▶ **GIVEN EXERCISE**
Tally the lines in these records that hold the string "expenses", and reply with the number alone.
## START TASK INPUTS
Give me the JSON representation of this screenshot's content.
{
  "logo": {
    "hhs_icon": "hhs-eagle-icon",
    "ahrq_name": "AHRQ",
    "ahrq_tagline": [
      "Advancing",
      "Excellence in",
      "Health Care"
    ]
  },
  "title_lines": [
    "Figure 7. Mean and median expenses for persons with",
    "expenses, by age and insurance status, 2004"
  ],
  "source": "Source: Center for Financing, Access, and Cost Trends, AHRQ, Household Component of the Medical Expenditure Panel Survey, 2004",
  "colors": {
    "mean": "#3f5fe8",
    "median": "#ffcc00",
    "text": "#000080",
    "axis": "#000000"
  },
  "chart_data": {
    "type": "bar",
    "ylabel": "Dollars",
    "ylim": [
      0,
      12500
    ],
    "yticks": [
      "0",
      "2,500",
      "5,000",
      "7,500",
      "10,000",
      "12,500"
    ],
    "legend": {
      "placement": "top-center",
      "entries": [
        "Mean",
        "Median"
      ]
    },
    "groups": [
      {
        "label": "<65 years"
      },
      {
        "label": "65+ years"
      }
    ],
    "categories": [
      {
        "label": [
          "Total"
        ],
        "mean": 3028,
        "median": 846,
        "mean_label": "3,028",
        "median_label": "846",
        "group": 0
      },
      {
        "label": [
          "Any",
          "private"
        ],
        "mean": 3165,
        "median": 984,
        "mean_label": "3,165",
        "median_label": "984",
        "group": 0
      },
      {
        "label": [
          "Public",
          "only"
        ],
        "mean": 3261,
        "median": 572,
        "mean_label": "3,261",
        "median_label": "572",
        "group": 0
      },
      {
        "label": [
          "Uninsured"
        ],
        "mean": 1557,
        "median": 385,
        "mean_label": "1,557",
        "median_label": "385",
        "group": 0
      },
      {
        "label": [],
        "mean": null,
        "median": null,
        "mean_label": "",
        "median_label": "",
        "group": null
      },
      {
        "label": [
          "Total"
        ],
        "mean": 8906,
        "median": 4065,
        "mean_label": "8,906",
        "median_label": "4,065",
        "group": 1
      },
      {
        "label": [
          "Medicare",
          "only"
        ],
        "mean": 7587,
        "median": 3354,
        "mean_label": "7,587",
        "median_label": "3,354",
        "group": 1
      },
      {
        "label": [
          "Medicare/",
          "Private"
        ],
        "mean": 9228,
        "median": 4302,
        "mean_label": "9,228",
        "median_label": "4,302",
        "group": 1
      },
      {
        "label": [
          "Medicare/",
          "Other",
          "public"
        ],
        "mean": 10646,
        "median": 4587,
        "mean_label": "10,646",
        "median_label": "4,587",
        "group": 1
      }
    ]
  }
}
## END TASK INPUTS
▶ **SOLUTION TO THIS TASK**
2